Set problem: Write out the entire listing below word for word, leaving out the picture.

Provided records:
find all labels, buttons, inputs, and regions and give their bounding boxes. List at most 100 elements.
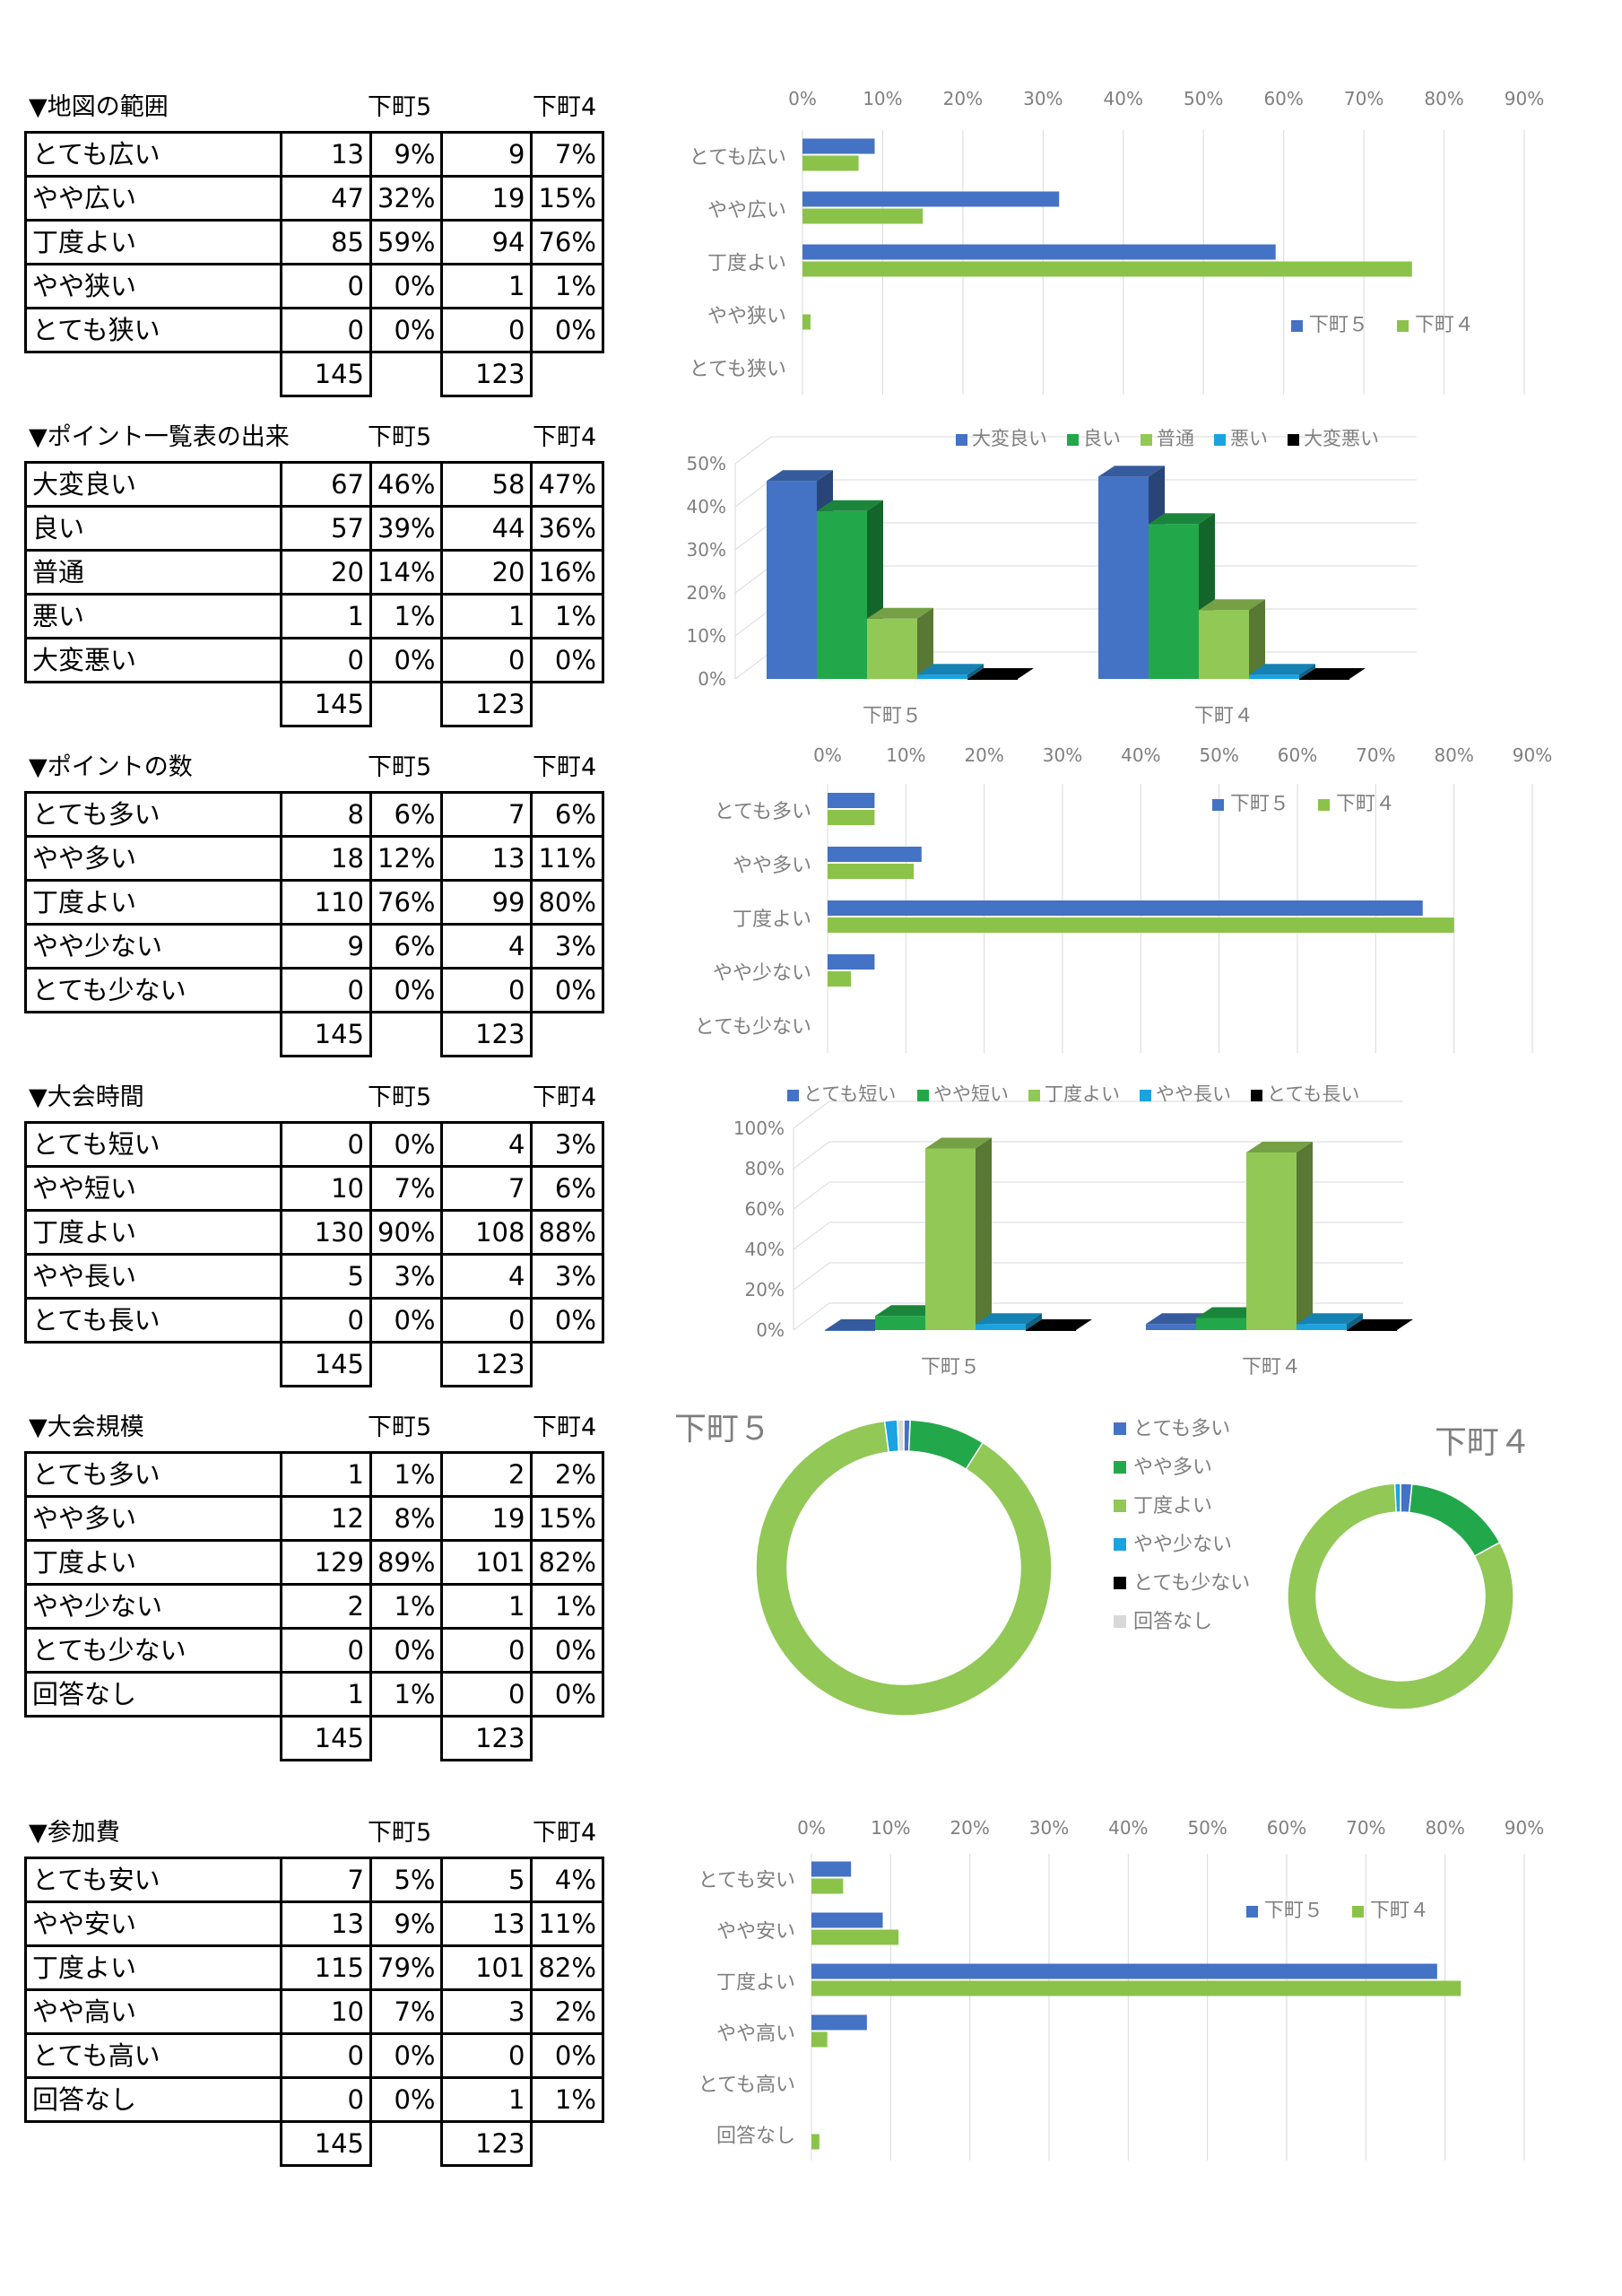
- legend-swatch: [1114, 1577, 1126, 1589]
- row-label: とても少ない: [24, 1627, 282, 1674]
- pct-4: 1%: [530, 1583, 604, 1630]
- row-label: やや多い: [24, 835, 282, 882]
- row-label: やや多い: [24, 1495, 282, 1542]
- bar-front: [867, 618, 917, 679]
- bar-front: [875, 1316, 925, 1330]
- row-label: やや安い: [24, 1900, 282, 1947]
- bar-front: [1196, 1318, 1246, 1330]
- count-4: 2: [440, 1451, 533, 1498]
- count-5: 85: [280, 219, 372, 265]
- row-label: やや高い: [24, 1988, 282, 2035]
- bar-top: [1149, 513, 1215, 525]
- pct-5: 1%: [369, 1583, 444, 1630]
- category-label: とても少ない: [695, 1016, 811, 1039]
- x-tick-label: 50%: [1187, 1817, 1227, 1839]
- legend-swatch: [1140, 1090, 1151, 1101]
- legend-swatch: [1352, 1906, 1364, 1918]
- pct-4: 11%: [530, 1900, 604, 1947]
- y-tick-label: 20%: [687, 582, 726, 604]
- count-4: 0: [440, 307, 533, 353]
- count-4: 101: [440, 1944, 533, 1991]
- count-4: 5: [440, 1857, 533, 1903]
- x-tick-label: 30%: [1043, 744, 1082, 766]
- row-label: やや短い: [24, 1165, 282, 1212]
- row-label: とても短い: [24, 1121, 282, 1168]
- category-label: やや安い: [716, 1921, 795, 1944]
- data-table: とても短い 0 0% 4 3% やや短い 10 7% 7 6% 丁度よい 130 90% 108 88%…: [24, 1121, 604, 1387]
- legend-label: 下町５: [1264, 1900, 1323, 1922]
- table-row: とても広い 13 9% 9 7%: [24, 131, 604, 178]
- count-5: 110: [280, 879, 372, 926]
- bar-shitamachi4: [811, 2134, 820, 2150]
- category-label: 丁度よい: [707, 253, 786, 275]
- doughnut-slice: [1287, 1483, 1514, 1710]
- pct-5: 0%: [369, 2032, 444, 2079]
- total-4: 123: [440, 1011, 533, 1057]
- y-tick-label: 30%: [687, 539, 726, 561]
- count-4: 20: [440, 549, 533, 596]
- pct-4: 1%: [530, 263, 604, 309]
- row-label: とても高い: [24, 2032, 282, 2079]
- legend-label: 回答なし: [1133, 1611, 1212, 1633]
- table-row: 回答なし 0 0% 1 1%: [24, 2076, 604, 2123]
- x-tick-label: 20%: [964, 744, 1003, 766]
- bar-shitamachi4: [802, 261, 1412, 277]
- count-5: 47: [280, 175, 372, 222]
- x-tick-label: 20%: [943, 88, 983, 109]
- x-tick-label: 70%: [1344, 88, 1383, 109]
- category-label: とても安い: [698, 1870, 795, 1892]
- bar-front: [1199, 610, 1249, 679]
- row-label: やや少ない: [24, 1583, 282, 1630]
- total-4: 123: [440, 1715, 533, 1761]
- bar-side: [976, 1137, 992, 1330]
- doughnut-slice: [1393, 1483, 1401, 1513]
- pct-4: 0%: [530, 1297, 604, 1344]
- pct-4: 3%: [530, 923, 604, 970]
- col-header-4: 下町4: [533, 1083, 597, 1111]
- pct-4: 82%: [530, 1944, 604, 1991]
- bar-front: [767, 481, 817, 679]
- gridline: [734, 565, 772, 594]
- bar-side: [1249, 599, 1265, 679]
- x-tick-label: 90%: [1505, 1817, 1544, 1839]
- legend-label: やや少ない: [1133, 1534, 1232, 1556]
- total-5: 145: [280, 1715, 372, 1761]
- count-4: 7: [440, 791, 533, 838]
- table-row: 回答なし 1 1% 0 0%: [24, 1671, 604, 1718]
- count-5: 13: [280, 131, 372, 178]
- count-5: 0: [280, 1297, 372, 1344]
- pct-5: 3%: [369, 1253, 444, 1300]
- pct-4: 0%: [530, 307, 604, 353]
- bar-top: [825, 1319, 891, 1330]
- bar-front: [825, 1330, 875, 1331]
- total-row: 145 123: [26, 351, 603, 397]
- count-4: 7: [440, 1165, 533, 1212]
- gridline: [793, 1100, 830, 1129]
- table-row: やや狭い 0 0% 1 1%: [24, 263, 604, 309]
- legend-swatch: [1291, 320, 1303, 332]
- col-header-4: 下町4: [533, 423, 597, 451]
- bar-top: [1249, 664, 1315, 675]
- col-header-4: 下町4: [533, 753, 597, 781]
- count-5: 18: [280, 835, 372, 882]
- bar-shitamachi5: [828, 954, 875, 970]
- data-table: とても多い 1 1% 2 2% やや多い 12 8% 19 15% 丁度よい 129 89% 101 8…: [24, 1451, 604, 1761]
- gridline: [734, 522, 772, 551]
- bar-front: [1098, 476, 1149, 679]
- total-row: 145 123: [26, 2120, 603, 2167]
- legend-label: とても長い: [1267, 1083, 1359, 1105]
- pct-4: 6%: [530, 1165, 604, 1212]
- gridline: [793, 1262, 830, 1291]
- chart-entry-fee: 0% 10% 20% 30% 40% 50% 60% 70% 80% 90% とても安いやや安い丁度…: [698, 1817, 1544, 2161]
- bar-top: [917, 664, 984, 675]
- count-5: 0: [280, 1627, 372, 1674]
- total-5: 145: [280, 1011, 372, 1057]
- count-5: 12: [280, 1495, 372, 1542]
- table-row: とても狭い 0 0% 0 0%: [24, 307, 604, 353]
- count-4: 58: [440, 461, 533, 508]
- count-4: 0: [440, 967, 533, 1013]
- row-label: 丁度よい: [24, 1539, 282, 1586]
- pct-4: 11%: [530, 835, 604, 882]
- data-table: とても多い 8 6% 7 6% やや多い 18 12% 13 11% 丁度よい 110 76% 99 8…: [24, 791, 604, 1057]
- legend-swatch: [1397, 320, 1409, 332]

Answer for the task:
find all labels, buttons, inputs, and regions and give their bounding boxes. List at most 100 elements.
- legend-swatch: [1114, 1577, 1126, 1589]
- row-label: とても少ない: [24, 1627, 282, 1674]
- pct-4: 1%: [530, 1583, 604, 1630]
- row-label: やや多い: [24, 835, 282, 882]
- row-label: やや多い: [24, 1495, 282, 1542]
- bar-front: [867, 618, 917, 679]
- bar-front: [875, 1316, 925, 1330]
- row-label: やや安い: [24, 1900, 282, 1947]
- bar-front: [1196, 1318, 1246, 1330]
- count-4: 2: [440, 1451, 533, 1498]
- count-5: 85: [280, 219, 372, 265]
- row-label: やや高い: [24, 1988, 282, 2035]
- bar-top: [1149, 513, 1215, 525]
- pct-5: 1%: [369, 1583, 444, 1630]
- category-label: とても少ない: [695, 1016, 811, 1039]
- x-tick-label: 50%: [1187, 1817, 1227, 1839]
- legend-swatch: [1140, 1090, 1151, 1101]
- legend-swatch: [1352, 1906, 1364, 1918]
- pct-4: 11%: [530, 1900, 604, 1947]
- y-tick-label: 20%: [687, 582, 726, 604]
- count-4: 0: [440, 307, 533, 353]
- count-4: 101: [440, 1944, 533, 1991]
- count-4: 5: [440, 1857, 533, 1903]
- x-tick-label: 30%: [1043, 744, 1082, 766]
- row-label: やや短い: [24, 1165, 282, 1212]
- row-label: とても短い: [24, 1121, 282, 1168]
- category-label: やや安い: [716, 1921, 795, 1944]
- data-table: とても短い 0 0% 4 3% やや短い 10 7% 7 6% 丁度よい 130 90% 108 88%…: [24, 1121, 604, 1387]
- legend-label: 下町５: [1264, 1900, 1323, 1922]
- table-row: とても広い 13 9% 9 7%: [24, 131, 604, 178]
- count-5: 110: [280, 879, 372, 926]
- bar-shitamachi4: [811, 2134, 820, 2150]
- category-label: 丁度よい: [707, 253, 786, 275]
- doughnut-slice: [1287, 1483, 1514, 1710]
- pct-5: 0%: [369, 2032, 444, 2079]
- total-4: 123: [440, 1011, 533, 1057]
- y-tick-label: 30%: [687, 539, 726, 561]
- count-4: 20: [440, 549, 533, 596]
- pct-4: 1%: [530, 263, 604, 309]
- row-label: とても高い: [24, 2032, 282, 2079]
- legend-label: 回答なし: [1133, 1611, 1212, 1633]
- table-row: 回答なし 0 0% 1 1%: [24, 2076, 604, 2123]
- x-tick-label: 20%: [964, 744, 1003, 766]
- bar-shitamachi4: [802, 261, 1412, 277]
- count-5: 47: [280, 175, 372, 222]
- x-tick-label: 20%: [943, 88, 983, 109]
- x-tick-label: 70%: [1344, 88, 1383, 109]
- category-label: とても安い: [698, 1870, 795, 1892]
- bar-front: [1199, 610, 1249, 679]
- row-label: やや少ない: [24, 1583, 282, 1630]
- total-4: 123: [440, 1715, 533, 1761]
- bar-side: [976, 1137, 992, 1330]
- doughnut-slice: [1393, 1483, 1401, 1513]
- pct-4: 0%: [530, 1297, 604, 1344]
- pct-4: 3%: [530, 923, 604, 970]
- col-header-4: 下町4: [533, 1083, 597, 1111]
- pct-4: 82%: [530, 1944, 604, 1991]
- bar-front: [767, 481, 817, 679]
- gridline: [734, 565, 772, 594]
- bar-side: [1249, 599, 1265, 679]
- x-tick-label: 90%: [1505, 1817, 1544, 1839]
- legend-label: やや少ない: [1133, 1534, 1232, 1556]
- total-5: 145: [280, 1715, 372, 1761]
- count-4: 7: [440, 791, 533, 838]
- table-row: 回答なし 1 1% 0 0%: [24, 1671, 604, 1718]
- count-5: 13: [280, 131, 372, 178]
- count-5: 0: [280, 1297, 372, 1344]
- pct-5: 3%: [369, 1253, 444, 1300]
- pct-4: 0%: [530, 307, 604, 353]
- bar-top: [825, 1319, 891, 1330]
- bar-front: [825, 1330, 875, 1331]
- total-row: 145 123: [26, 351, 603, 397]
- count-4: 7: [440, 1165, 533, 1212]
- gridline: [793, 1100, 830, 1129]
- table-row: やや狭い 0 0% 1 1%: [24, 263, 604, 309]
- legend-swatch: [1291, 320, 1303, 332]
- col-header-4: 下町4: [533, 423, 597, 451]
- bar-top: [1249, 664, 1315, 675]
- col-header-4: 下町4: [533, 753, 597, 781]
- count-5: 18: [280, 835, 372, 882]
- bar-shitamachi5: [828, 954, 875, 970]
- data-table: とても多い 1 1% 2 2% やや多い 12 8% 19 15% 丁度よい 129 89% 101 8…: [24, 1451, 604, 1761]
- gridline: [734, 522, 772, 551]
- bar-front: [1098, 476, 1149, 679]
- total-row: 145 123: [26, 2120, 603, 2167]
- legend-label: とても長い: [1267, 1083, 1359, 1105]
- pct-4: 6%: [530, 1165, 604, 1212]
- gridline: [793, 1262, 830, 1291]
- chart-entry-fee: 0% 10% 20% 30% 40% 50% 60% 70% 80% 90% とても安いやや安い丁度…: [698, 1817, 1544, 2161]
- bar-top: [917, 664, 984, 675]
- count-5: 0: [280, 1627, 372, 1674]
- total-5: 145: [280, 1011, 372, 1057]
- count-5: 12: [280, 1495, 372, 1542]
- table-row: とても狭い 0 0% 0 0%: [24, 307, 604, 353]
- count-4: 58: [440, 461, 533, 508]
- count-4: 0: [440, 967, 533, 1013]
- row-label: 丁度よい: [24, 1539, 282, 1586]
- pct-4: 11%: [530, 835, 604, 882]
- data-table: とても多い 8 6% 7 6% やや多い 18 12% 13 11% 丁度よい 110 76% 99 8…: [24, 791, 604, 1057]
- legend-swatch: [1397, 320, 1409, 332]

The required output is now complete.